- Required task:
Rename "x-tick-label" to "x-axis-label" throughout the listing below and write out all its lines again. Leave everything else as it is.

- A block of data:

▼

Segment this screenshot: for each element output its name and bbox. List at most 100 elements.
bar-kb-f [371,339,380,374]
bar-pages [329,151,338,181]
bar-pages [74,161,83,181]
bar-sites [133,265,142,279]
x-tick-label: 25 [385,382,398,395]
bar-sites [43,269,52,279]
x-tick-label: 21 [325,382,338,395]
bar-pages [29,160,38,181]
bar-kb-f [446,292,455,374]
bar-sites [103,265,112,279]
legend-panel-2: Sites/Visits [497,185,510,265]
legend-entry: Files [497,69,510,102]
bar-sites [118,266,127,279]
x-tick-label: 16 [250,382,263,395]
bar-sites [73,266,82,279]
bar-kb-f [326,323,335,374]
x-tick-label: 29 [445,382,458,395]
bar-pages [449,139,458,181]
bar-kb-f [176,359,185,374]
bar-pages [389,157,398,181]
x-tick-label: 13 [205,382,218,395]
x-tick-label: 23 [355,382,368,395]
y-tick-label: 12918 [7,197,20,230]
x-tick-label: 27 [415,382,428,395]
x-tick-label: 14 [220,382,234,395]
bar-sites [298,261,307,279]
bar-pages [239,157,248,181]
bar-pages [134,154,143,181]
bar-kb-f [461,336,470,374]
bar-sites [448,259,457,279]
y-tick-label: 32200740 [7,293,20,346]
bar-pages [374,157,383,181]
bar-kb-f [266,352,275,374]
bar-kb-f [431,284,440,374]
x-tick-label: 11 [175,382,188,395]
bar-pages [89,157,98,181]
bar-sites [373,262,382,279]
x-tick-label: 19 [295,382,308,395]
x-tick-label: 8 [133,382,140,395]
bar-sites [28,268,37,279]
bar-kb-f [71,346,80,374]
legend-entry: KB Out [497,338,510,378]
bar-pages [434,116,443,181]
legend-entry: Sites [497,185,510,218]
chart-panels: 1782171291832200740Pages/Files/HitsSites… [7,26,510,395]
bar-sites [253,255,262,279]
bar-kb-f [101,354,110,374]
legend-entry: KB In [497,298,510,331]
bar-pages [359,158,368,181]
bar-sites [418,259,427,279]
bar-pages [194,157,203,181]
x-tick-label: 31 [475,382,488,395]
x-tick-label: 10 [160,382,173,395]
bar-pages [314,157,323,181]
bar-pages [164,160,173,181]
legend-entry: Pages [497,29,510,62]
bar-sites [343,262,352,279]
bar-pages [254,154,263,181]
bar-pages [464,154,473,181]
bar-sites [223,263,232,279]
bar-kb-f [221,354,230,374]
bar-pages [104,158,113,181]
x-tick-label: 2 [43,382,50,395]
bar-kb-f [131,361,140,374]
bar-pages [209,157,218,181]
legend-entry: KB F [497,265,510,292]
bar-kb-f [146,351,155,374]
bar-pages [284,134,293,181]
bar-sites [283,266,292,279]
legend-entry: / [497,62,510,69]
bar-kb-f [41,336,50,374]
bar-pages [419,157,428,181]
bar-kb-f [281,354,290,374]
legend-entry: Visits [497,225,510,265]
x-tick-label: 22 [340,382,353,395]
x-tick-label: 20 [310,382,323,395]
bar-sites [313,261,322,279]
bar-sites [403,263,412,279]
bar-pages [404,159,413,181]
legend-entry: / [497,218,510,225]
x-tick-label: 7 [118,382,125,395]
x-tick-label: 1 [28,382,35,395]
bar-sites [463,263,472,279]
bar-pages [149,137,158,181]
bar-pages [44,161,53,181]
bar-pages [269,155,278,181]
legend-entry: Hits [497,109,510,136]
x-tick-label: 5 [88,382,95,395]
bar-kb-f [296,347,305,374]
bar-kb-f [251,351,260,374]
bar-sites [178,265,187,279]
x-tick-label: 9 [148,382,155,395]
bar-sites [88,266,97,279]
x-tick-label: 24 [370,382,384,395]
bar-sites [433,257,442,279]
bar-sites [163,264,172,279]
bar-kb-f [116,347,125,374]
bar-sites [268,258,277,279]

▲

- Exercise solution:
Segment this screenshot: for each element output its name and bbox. List at most 100 elements.
bar-kb-f [371,339,380,374]
bar-pages [329,151,338,181]
bar-pages [74,161,83,181]
bar-sites [133,265,142,279]
x-axis-label: 25 [385,382,398,395]
bar-sites [43,269,52,279]
x-axis-label: 21 [325,382,338,395]
bar-pages [29,160,38,181]
bar-kb-f [446,292,455,374]
bar-sites [103,265,112,279]
legend-panel-2: Sites/Visits [497,185,510,265]
legend-entry: Files [497,69,510,102]
bar-sites [118,266,127,279]
x-axis-label: 16 [250,382,263,395]
bar-sites [73,266,82,279]
bar-kb-f [326,323,335,374]
x-axis-label: 29 [445,382,458,395]
bar-pages [449,139,458,181]
bar-kb-f [176,359,185,374]
bar-pages [389,157,398,181]
x-axis-label: 13 [205,382,218,395]
x-axis-label: 23 [355,382,368,395]
y-tick-label: 12918 [7,197,20,230]
x-axis-label: 27 [415,382,428,395]
x-axis-label: 14 [220,382,234,395]
bar-sites [298,261,307,279]
bar-pages [239,157,248,181]
bar-pages [134,154,143,181]
bar-kb-f [461,336,470,374]
bar-sites [448,259,457,279]
y-tick-label: 32200740 [7,293,20,346]
bar-pages [374,157,383,181]
bar-kb-f [266,352,275,374]
bar-kb-f [431,284,440,374]
x-axis-label: 11 [175,382,188,395]
bar-pages [89,157,98,181]
bar-sites [373,262,382,279]
x-axis-label: 19 [295,382,308,395]
x-axis-label: 8 [133,382,140,395]
bar-sites [28,268,37,279]
bar-kb-f [71,346,80,374]
legend-entry: KB Out [497,338,510,378]
bar-pages [434,116,443,181]
legend-entry: Sites [497,185,510,218]
chart-panels: 1782171291832200740Pages/Files/HitsSites… [7,26,510,395]
bar-sites [253,255,262,279]
bar-kb-f [101,354,110,374]
legend-entry: KB In [497,298,510,331]
bar-pages [359,158,368,181]
bar-sites [418,259,427,279]
bar-pages [194,157,203,181]
x-axis-label: 31 [475,382,488,395]
x-axis-label: 10 [160,382,173,395]
bar-pages [314,157,323,181]
bar-pages [164,160,173,181]
legend-entry: Pages [497,29,510,62]
bar-sites [343,262,352,279]
bar-pages [254,154,263,181]
bar-pages [464,154,473,181]
bar-sites [223,263,232,279]
bar-kb-f [221,354,230,374]
bar-pages [104,158,113,181]
x-axis-label: 2 [43,382,50,395]
bar-kb-f [131,361,140,374]
bar-pages [209,157,218,181]
legend-entry: KB F [497,265,510,292]
bar-kb-f [146,351,155,374]
bar-pages [284,134,293,181]
bar-sites [283,266,292,279]
legend-entry: / [497,62,510,69]
bar-kb-f [41,336,50,374]
bar-pages [419,157,428,181]
bar-kb-f [281,354,290,374]
legend-entry: Visits [497,225,510,265]
x-axis-label: 22 [340,382,353,395]
x-axis-label: 20 [310,382,323,395]
bar-sites [313,261,322,279]
bar-sites [403,263,412,279]
bar-pages [404,159,413,181]
legend-entry: / [497,218,510,225]
x-axis-label: 7 [118,382,125,395]
x-axis-label: 1 [28,382,35,395]
bar-sites [463,263,472,279]
bar-pages [149,137,158,181]
bar-pages [44,161,53,181]
bar-pages [269,155,278,181]
legend-entry: Hits [497,109,510,136]
x-axis-label: 5 [88,382,95,395]
bar-kb-f [296,347,305,374]
bar-kb-f [251,351,260,374]
bar-sites [178,265,187,279]
x-axis-label: 9 [148,382,155,395]
bar-sites [88,266,97,279]
x-axis-label: 24 [370,382,384,395]
bar-sites [433,257,442,279]
bar-sites [163,264,172,279]
bar-kb-f [116,347,125,374]
bar-sites [268,258,277,279]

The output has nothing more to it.